Filter this data down to the lines that hold "Maintenance", and copy them.

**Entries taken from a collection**
○ ○ ○ ○ ○ ○ ○

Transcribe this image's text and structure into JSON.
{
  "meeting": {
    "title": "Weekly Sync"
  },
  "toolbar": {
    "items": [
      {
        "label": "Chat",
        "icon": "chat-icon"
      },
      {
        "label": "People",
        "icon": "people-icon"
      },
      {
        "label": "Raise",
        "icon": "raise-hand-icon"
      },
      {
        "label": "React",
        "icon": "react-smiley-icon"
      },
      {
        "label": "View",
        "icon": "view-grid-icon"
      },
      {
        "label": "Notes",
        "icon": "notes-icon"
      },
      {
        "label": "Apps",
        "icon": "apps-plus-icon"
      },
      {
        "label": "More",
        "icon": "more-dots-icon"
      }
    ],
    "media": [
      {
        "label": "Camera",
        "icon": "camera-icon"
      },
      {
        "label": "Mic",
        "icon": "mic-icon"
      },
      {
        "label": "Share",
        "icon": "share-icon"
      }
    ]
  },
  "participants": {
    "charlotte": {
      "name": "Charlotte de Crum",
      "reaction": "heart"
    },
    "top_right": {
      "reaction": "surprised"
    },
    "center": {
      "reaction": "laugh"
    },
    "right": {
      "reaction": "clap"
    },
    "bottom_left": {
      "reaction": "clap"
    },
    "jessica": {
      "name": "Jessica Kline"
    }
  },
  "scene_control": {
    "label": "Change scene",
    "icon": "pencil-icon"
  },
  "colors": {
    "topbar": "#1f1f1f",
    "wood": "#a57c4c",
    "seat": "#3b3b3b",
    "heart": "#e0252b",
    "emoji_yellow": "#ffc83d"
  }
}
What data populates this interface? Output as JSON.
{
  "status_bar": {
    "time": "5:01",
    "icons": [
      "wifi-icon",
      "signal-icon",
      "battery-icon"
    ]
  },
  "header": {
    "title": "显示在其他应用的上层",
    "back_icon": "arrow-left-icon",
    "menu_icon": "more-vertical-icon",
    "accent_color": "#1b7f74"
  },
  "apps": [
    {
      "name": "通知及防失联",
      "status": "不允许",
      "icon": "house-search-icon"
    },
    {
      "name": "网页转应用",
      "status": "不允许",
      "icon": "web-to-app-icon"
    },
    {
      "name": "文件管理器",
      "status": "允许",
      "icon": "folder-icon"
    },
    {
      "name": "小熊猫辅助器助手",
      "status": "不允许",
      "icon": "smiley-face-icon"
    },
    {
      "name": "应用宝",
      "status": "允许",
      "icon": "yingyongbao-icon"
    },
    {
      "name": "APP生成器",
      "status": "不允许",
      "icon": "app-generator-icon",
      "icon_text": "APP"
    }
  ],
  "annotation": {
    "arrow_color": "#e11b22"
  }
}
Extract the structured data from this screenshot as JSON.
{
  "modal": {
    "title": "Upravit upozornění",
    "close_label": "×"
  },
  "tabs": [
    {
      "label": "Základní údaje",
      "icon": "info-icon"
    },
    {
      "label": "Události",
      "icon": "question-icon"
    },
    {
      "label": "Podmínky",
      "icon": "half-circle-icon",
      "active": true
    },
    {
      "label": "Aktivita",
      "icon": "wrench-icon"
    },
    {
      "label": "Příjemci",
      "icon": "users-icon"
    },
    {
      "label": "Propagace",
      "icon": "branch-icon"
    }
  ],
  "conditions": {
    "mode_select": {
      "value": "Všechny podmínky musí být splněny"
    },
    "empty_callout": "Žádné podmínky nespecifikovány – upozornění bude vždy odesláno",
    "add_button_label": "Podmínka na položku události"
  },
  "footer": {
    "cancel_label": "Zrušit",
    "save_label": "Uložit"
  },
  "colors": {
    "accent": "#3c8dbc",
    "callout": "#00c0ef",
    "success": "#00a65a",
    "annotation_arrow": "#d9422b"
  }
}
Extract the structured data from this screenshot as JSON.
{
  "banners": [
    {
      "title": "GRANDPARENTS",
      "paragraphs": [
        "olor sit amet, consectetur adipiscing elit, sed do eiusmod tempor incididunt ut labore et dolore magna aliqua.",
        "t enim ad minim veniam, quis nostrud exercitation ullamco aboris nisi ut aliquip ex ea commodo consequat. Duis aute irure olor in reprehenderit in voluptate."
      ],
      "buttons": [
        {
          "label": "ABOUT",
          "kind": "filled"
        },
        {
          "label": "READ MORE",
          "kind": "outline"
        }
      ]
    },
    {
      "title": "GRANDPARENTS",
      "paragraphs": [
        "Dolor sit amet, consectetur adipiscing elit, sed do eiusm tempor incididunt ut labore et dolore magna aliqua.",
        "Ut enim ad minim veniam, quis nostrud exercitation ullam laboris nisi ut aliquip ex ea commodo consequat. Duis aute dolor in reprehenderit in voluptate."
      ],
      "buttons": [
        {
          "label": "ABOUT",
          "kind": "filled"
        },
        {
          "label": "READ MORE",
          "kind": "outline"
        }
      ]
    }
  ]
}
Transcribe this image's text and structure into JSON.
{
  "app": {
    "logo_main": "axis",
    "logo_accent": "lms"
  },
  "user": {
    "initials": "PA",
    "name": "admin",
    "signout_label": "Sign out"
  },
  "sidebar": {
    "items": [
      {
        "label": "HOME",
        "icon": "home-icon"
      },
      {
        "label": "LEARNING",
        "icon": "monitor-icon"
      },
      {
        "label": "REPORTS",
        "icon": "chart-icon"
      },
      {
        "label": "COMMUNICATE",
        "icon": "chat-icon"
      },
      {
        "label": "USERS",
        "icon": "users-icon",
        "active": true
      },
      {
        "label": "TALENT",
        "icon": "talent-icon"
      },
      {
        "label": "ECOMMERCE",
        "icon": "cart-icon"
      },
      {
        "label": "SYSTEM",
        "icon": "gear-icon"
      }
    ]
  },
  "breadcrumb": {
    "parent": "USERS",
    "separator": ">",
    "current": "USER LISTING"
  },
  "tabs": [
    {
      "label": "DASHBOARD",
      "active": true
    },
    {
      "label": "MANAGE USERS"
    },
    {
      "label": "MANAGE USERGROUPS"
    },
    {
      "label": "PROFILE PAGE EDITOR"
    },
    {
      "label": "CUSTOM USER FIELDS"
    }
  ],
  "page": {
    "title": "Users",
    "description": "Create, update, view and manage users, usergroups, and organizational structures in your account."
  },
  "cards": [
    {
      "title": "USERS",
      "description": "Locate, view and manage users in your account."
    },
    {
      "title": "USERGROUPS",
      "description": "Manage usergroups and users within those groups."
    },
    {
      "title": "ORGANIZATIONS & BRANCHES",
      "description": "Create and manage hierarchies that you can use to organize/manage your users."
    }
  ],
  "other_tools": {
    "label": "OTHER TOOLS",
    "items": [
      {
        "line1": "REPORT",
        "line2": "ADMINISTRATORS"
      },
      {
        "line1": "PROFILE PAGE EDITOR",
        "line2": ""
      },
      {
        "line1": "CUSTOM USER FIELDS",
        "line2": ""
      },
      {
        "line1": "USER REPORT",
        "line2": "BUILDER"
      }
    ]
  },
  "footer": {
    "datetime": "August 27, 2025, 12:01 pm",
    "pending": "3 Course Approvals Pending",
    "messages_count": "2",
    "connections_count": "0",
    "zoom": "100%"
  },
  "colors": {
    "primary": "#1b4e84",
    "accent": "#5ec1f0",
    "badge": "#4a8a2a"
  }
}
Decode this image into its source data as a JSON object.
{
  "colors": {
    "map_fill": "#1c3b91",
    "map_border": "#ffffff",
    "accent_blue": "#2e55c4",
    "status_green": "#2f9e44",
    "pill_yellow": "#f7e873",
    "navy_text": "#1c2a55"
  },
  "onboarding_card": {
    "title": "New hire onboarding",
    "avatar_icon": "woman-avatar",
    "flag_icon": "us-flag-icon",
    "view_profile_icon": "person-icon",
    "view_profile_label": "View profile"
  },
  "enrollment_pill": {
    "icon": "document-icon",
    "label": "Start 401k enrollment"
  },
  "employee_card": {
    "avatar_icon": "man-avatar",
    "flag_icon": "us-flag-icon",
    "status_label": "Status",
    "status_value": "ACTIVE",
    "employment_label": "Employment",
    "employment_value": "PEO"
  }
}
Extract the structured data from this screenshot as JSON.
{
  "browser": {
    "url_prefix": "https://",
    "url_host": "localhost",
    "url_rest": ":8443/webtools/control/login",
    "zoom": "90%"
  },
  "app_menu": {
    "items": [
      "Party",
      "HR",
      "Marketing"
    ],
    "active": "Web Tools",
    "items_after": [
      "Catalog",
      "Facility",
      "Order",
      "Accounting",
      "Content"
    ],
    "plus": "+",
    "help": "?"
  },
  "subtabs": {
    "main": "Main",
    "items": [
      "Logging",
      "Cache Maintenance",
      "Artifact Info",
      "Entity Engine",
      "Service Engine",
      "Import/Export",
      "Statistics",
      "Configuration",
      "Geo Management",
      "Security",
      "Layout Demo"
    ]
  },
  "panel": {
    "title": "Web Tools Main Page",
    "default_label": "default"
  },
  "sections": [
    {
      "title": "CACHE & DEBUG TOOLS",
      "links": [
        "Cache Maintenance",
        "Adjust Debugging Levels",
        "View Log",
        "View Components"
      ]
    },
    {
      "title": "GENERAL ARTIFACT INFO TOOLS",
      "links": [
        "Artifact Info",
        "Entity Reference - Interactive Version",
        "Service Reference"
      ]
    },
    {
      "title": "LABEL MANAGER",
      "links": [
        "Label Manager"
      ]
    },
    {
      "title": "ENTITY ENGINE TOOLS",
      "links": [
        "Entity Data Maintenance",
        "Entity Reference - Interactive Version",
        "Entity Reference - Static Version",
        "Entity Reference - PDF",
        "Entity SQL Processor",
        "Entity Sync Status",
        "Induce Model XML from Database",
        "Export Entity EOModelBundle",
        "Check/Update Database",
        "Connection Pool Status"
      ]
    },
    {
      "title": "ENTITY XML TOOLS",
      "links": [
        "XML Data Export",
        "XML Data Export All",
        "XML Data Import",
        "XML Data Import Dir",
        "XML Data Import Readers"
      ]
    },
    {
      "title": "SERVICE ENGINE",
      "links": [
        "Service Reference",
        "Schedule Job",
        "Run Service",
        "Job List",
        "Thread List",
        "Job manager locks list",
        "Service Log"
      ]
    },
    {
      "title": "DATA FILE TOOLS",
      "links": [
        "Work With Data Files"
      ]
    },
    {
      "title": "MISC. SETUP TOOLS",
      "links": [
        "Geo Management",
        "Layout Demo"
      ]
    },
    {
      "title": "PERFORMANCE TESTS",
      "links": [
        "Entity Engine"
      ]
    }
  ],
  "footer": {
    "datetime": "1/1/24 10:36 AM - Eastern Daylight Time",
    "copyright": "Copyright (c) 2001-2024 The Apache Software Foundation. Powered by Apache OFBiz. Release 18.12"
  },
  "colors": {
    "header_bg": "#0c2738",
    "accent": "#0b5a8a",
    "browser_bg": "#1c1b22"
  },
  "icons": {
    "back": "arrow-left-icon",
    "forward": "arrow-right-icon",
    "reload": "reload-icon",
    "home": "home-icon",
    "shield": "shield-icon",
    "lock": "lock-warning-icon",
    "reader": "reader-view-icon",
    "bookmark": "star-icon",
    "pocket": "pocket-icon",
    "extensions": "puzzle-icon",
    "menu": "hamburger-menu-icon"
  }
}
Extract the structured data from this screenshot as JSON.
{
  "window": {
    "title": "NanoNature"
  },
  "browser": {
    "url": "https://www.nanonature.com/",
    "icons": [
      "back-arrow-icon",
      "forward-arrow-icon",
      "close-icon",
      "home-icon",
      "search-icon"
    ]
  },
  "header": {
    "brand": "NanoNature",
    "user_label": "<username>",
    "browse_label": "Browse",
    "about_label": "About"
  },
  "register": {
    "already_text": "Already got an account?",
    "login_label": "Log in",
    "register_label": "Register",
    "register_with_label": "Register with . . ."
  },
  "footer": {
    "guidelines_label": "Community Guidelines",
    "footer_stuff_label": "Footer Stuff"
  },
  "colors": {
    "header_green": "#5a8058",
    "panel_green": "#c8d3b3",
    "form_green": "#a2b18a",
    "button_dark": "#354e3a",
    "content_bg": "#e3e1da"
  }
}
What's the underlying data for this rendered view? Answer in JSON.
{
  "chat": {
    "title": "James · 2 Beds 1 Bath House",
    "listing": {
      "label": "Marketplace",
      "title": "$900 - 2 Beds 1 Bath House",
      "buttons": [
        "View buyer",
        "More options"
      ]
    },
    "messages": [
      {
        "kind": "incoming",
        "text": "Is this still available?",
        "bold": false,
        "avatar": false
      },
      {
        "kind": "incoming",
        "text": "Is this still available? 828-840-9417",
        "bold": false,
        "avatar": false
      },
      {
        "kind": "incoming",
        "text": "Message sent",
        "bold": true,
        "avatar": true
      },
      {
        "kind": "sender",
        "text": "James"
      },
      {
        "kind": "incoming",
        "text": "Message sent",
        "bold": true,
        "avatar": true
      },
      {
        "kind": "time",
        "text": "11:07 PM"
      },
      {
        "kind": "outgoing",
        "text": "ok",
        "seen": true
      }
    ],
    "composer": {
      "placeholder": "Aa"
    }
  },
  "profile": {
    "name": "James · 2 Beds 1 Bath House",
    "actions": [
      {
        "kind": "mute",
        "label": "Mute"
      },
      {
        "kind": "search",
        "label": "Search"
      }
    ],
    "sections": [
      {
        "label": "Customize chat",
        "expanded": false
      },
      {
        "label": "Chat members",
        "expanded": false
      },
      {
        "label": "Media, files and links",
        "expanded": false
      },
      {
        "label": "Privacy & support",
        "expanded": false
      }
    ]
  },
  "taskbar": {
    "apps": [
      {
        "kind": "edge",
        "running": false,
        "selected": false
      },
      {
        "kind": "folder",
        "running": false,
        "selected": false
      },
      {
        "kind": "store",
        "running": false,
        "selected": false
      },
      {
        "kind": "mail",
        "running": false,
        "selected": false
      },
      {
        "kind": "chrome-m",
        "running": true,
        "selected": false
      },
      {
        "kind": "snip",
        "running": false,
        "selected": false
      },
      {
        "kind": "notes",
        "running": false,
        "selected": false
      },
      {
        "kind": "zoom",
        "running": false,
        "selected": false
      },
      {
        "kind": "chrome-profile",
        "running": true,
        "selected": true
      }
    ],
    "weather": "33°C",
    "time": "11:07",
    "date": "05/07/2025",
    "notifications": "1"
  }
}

○ ○ ○ ○ ○ ○ ○

**Solution for this exercise**
      "Cache Maintenance",
        "Cache Maintenance",
        "Entity Data Maintenance",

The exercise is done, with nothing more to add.